**OBJECTIVE:**
Find all lines in the records that include the word "League", and copy them out.
+ + + +
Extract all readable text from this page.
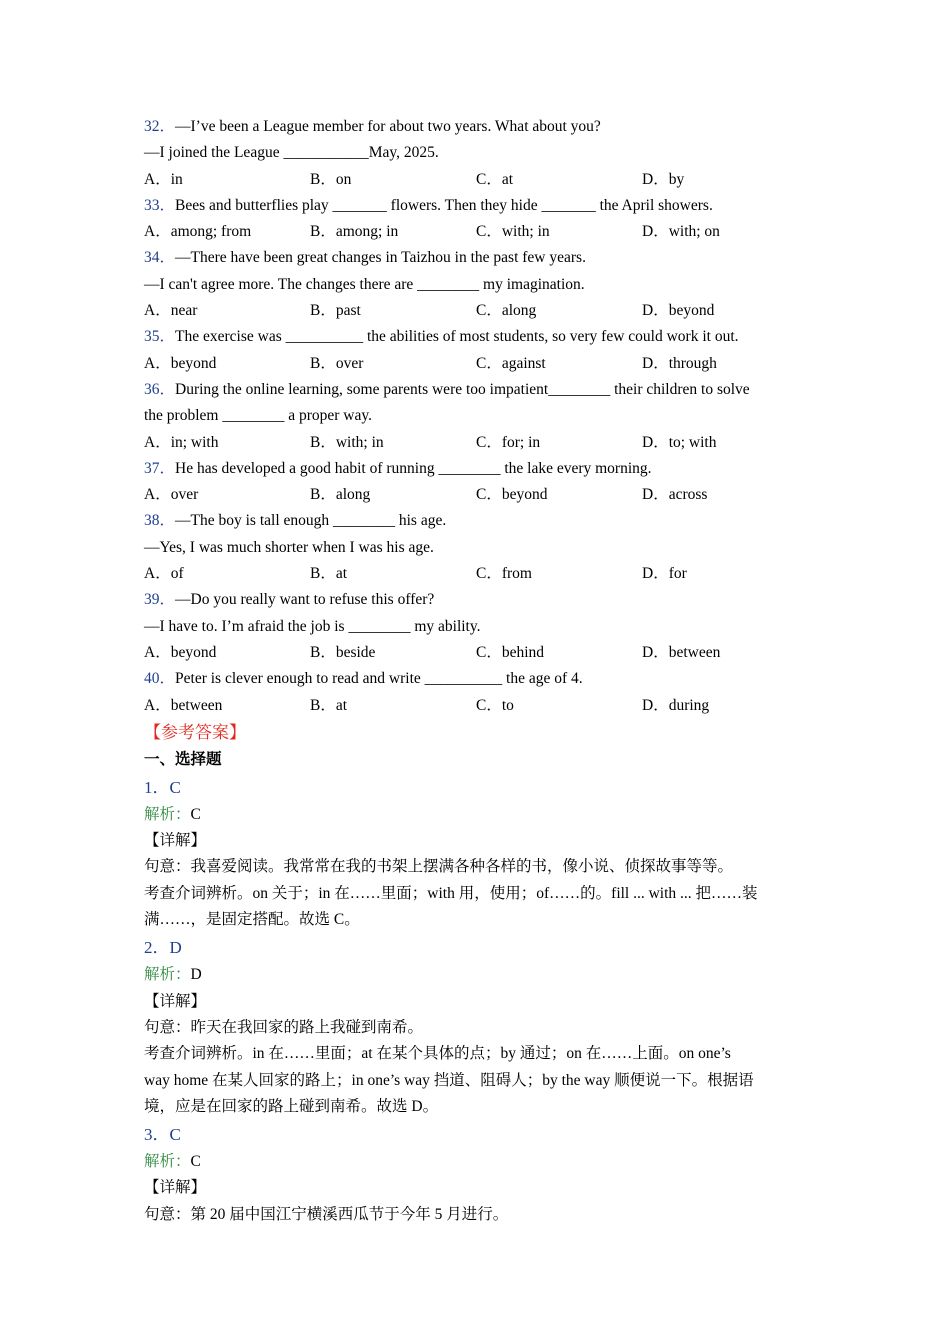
32．—I’ve been a League member for about two years. What about you?
—I joined the League ___________May, 2025.
A．in	B．on	C．at	D．by
33．Bees and butterflies play _______ flowers. Then they hide _______ the April showers.
A．among; from	B．among; in	C．with; in	D．with; on
34．—There have been great changes in Taizhou in the past few years.
—I can't agree more. The changes there are ________ my imagination.
A．near	B．past	C．along	D．beyond
35．The exercise was __________ the abilities of most students, so very few could work it out.
A．beyond	B．over	C．against	D．through
36．During the online learning, some parents were too impatient________ their children to solve
the problem ________ a proper way.
A．in; with	B．with; in	C．for; in	D．to; with
37．He has developed a good habit of running ________ the lake every morning.
A．over	B．along	C．beyond	D．across
38．—The boy is tall enough ________ his age.
—Yes, I was much shorter when I was his age.
A．of	B．at	C．from	D．for
39．—Do you really want to refuse this offer?
—I have to. I’m afraid the job is ________ my ability.
A．beyond	B．beside	C．behind	D．between
40．Peter is clever enough to read and write __________ the age of 4.
A．between	B．at	C．to	D．during
【参考答案】
一、选择题
1．C
解析：C
【详解】
句意：我喜爱阅读。我常常在我的书架上摆满各种各样的书，像小说、侦探故事等等。
考查介词辨析。on 关于；in 在……里面；with 用，使用；of……的。fill ... with ... 把……装
满……，是固定搭配。故选 C。
2．D
解析：D
【详解】
句意：昨天在我回家的路上我碰到南希。
考查介词辨析。in 在……里面；at 在某个具体的点；by 通过；on 在……上面。on one’s
way home 在某人回家的路上；in one’s way 挡道、阻碍人；by the way 顺便说一下。根据语
境，应是在回家的路上碰到南希。故选 D。
3．C
解析：C
【详解】
句意：第 20 届中国江宁横溪西瓜节于今年 5 月进行。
+ + + +
**ANSWER TO THE TASK:**
32．—I’ve been a League member for about two years. What about you?
—I joined the League ___________May, 2025.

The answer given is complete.